**What is expected:** Extract each line from the entries below that has the string "scientifique" in it.

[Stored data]
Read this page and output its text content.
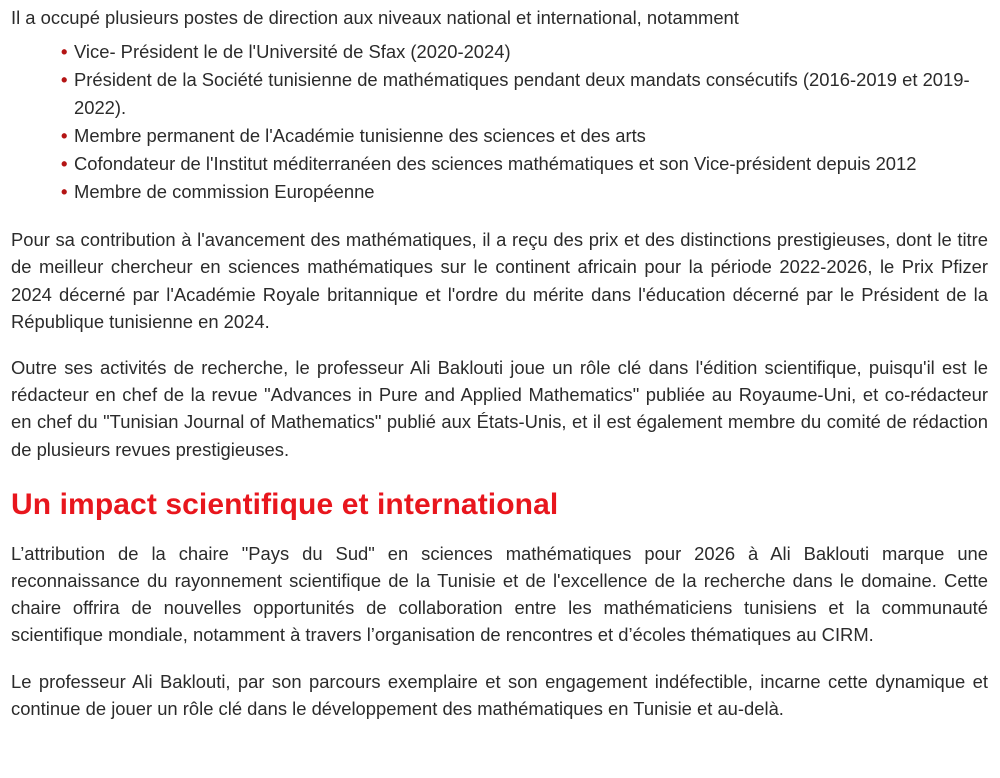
Il a occupé plusieurs postes de direction aux niveaux national et international, notamment

• Vice- Président le de l'Université de Sfax (2020-2024)
• Président de la Société tunisienne de mathématiques pendant deux mandats consécutifs (2016-2019 et 2019-2022).
• Membre permanent de l'Académie tunisienne des sciences et des arts
• Cofondateur de l'Institut méditerranéen des sciences mathématiques et son Vice-président depuis 2012
• Membre de commission Européenne

Pour sa contribution à l'avancement des mathématiques, il a reçu des prix et des distinctions prestigieuses, dont le titre de meilleur chercheur en sciences mathématiques sur le continent africain pour la période 2022-2026, le Prix Pfizer 2024 décerné par l'Académie Royale britannique et l'ordre du mérite dans l'éducation décerné par le Président de la République tunisienne en 2024.

Outre ses activités de recherche, le professeur Ali Baklouti joue un rôle clé dans l'édition scientifique, puisqu'il est le rédacteur en chef de la revue "Advances in Pure and Applied Mathematics" publiée au Royaume-Uni, et co-rédacteur en chef du "Tunisian Journal of Mathematics" publié aux États-Unis, et il est également membre du comité de rédaction de plusieurs revues prestigieuses.

Un impact scientifique et international

L’attribution de la chaire "Pays du Sud" en sciences mathématiques pour 2026 à Ali Baklouti marque une reconnaissance du rayonnement scientifique de la Tunisie et de l'excellence de la recherche dans le domaine. Cette chaire offrira de nouvelles opportunités de collaboration entre les mathématiciens tunisiens et la communauté scientifique mondiale, notamment à travers l’organisation de rencontres et d’écoles thématiques au CIRM.

Le professeur Ali Baklouti, par son parcours exemplaire et son engagement indéfectible, incarne cette dynamique et continue de jouer un rôle clé dans le développement des mathématiques en Tunisie et au-delà.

**Right answer:**
Outre ses activités de recherche, le professeur Ali Baklouti joue un rôle clé dans l'édition scientifique, puisqu'il est le rédacteur en chef de la revue "Advances in Pure and Applied Mathematics" publiée au Royaume-Uni, et co-rédacteur en chef du "Tunisian Journal of Mathematics" publié aux États-Unis, et il est également membre du comité de rédaction de plusieurs revues prestigieuses.
Un impact scientifique et international
L’attribution de la chaire "Pays du Sud" en sciences mathématiques pour 2026 à Ali Baklouti marque une reconnaissance du rayonnement scientifique de la Tunisie et de l'excellence de la recherche dans le domaine. Cette chaire offrira de nouvelles opportunités de collaboration entre les mathématiciens tunisiens et la communauté scientifique mondiale, notamment à travers l’organisation de rencontres et d’écoles thématiques au CIRM.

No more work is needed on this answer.